__Directions for this task__
Return all lines that include the string "Расходы".

__Entries provided__
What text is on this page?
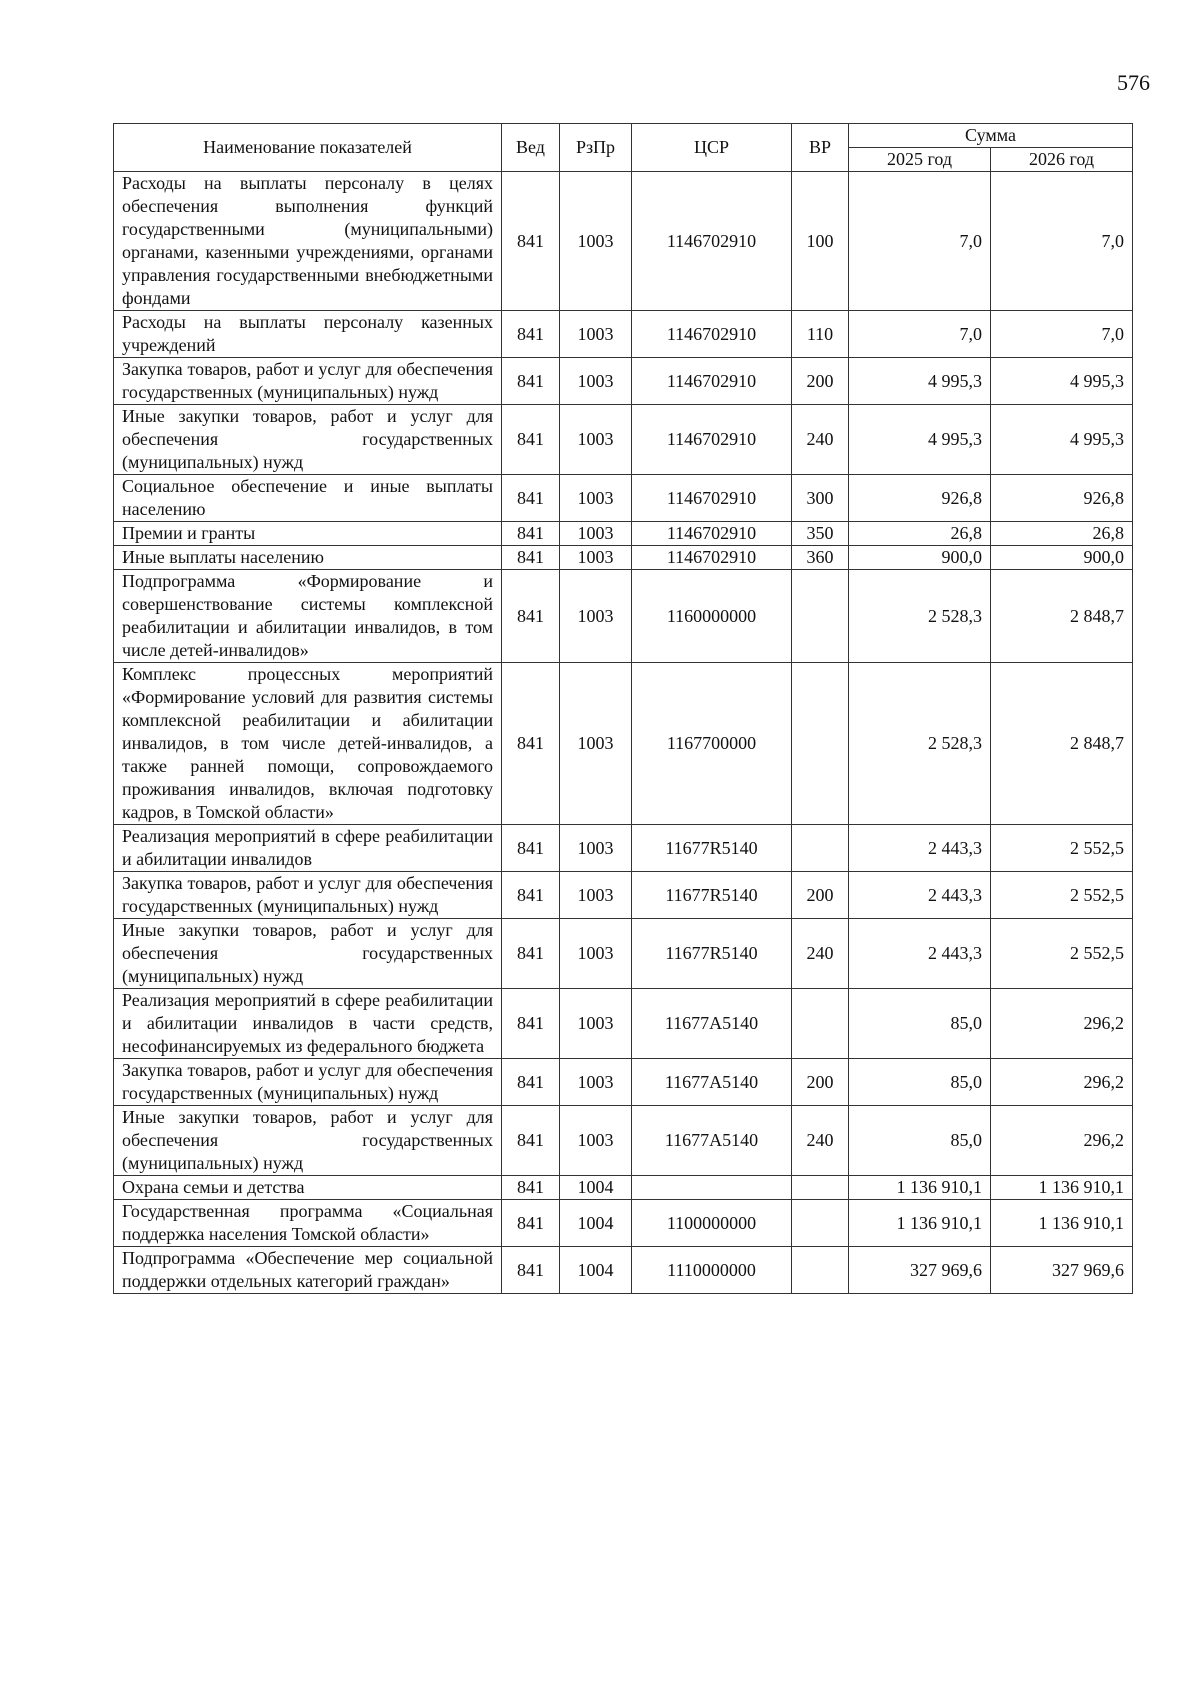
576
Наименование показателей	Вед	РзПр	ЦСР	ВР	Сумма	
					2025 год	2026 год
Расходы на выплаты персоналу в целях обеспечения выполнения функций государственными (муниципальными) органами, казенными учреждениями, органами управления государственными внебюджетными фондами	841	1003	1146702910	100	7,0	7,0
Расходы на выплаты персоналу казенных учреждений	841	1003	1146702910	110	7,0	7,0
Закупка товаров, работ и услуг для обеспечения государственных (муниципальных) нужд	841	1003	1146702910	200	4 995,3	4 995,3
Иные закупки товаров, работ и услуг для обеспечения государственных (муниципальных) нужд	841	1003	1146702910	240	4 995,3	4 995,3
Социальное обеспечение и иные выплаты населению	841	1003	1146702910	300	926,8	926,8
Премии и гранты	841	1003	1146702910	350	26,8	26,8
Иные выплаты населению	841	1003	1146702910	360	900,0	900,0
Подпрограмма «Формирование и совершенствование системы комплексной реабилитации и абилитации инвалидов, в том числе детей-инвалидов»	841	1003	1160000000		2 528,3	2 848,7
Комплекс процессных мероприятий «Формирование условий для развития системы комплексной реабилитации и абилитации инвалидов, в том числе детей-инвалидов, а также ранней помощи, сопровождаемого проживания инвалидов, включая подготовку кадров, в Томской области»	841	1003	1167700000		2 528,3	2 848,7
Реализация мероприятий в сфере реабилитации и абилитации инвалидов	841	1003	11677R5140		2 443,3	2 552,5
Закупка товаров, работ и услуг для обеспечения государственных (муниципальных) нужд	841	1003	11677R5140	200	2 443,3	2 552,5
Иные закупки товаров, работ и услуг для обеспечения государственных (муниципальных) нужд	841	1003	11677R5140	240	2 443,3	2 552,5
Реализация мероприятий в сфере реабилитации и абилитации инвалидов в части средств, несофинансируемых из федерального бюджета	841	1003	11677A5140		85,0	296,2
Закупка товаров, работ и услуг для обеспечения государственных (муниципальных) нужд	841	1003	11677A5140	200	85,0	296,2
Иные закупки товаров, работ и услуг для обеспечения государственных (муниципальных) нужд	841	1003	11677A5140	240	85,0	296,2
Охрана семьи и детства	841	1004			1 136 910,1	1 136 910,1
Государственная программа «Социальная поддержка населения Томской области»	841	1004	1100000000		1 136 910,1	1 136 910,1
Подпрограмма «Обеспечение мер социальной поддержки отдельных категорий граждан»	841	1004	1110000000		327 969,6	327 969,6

__Complete output__
Расходы на выплаты персоналу в целях обеспечения выполнения функций государственными (муниципальными) органами, казенными учреждениями, органами управления государственными внебюджетными фондами	841	1003	1146702910	100	7,0	7,0
Расходы на выплаты персоналу казенных учреждений	841	1003	1146702910	110	7,0	7,0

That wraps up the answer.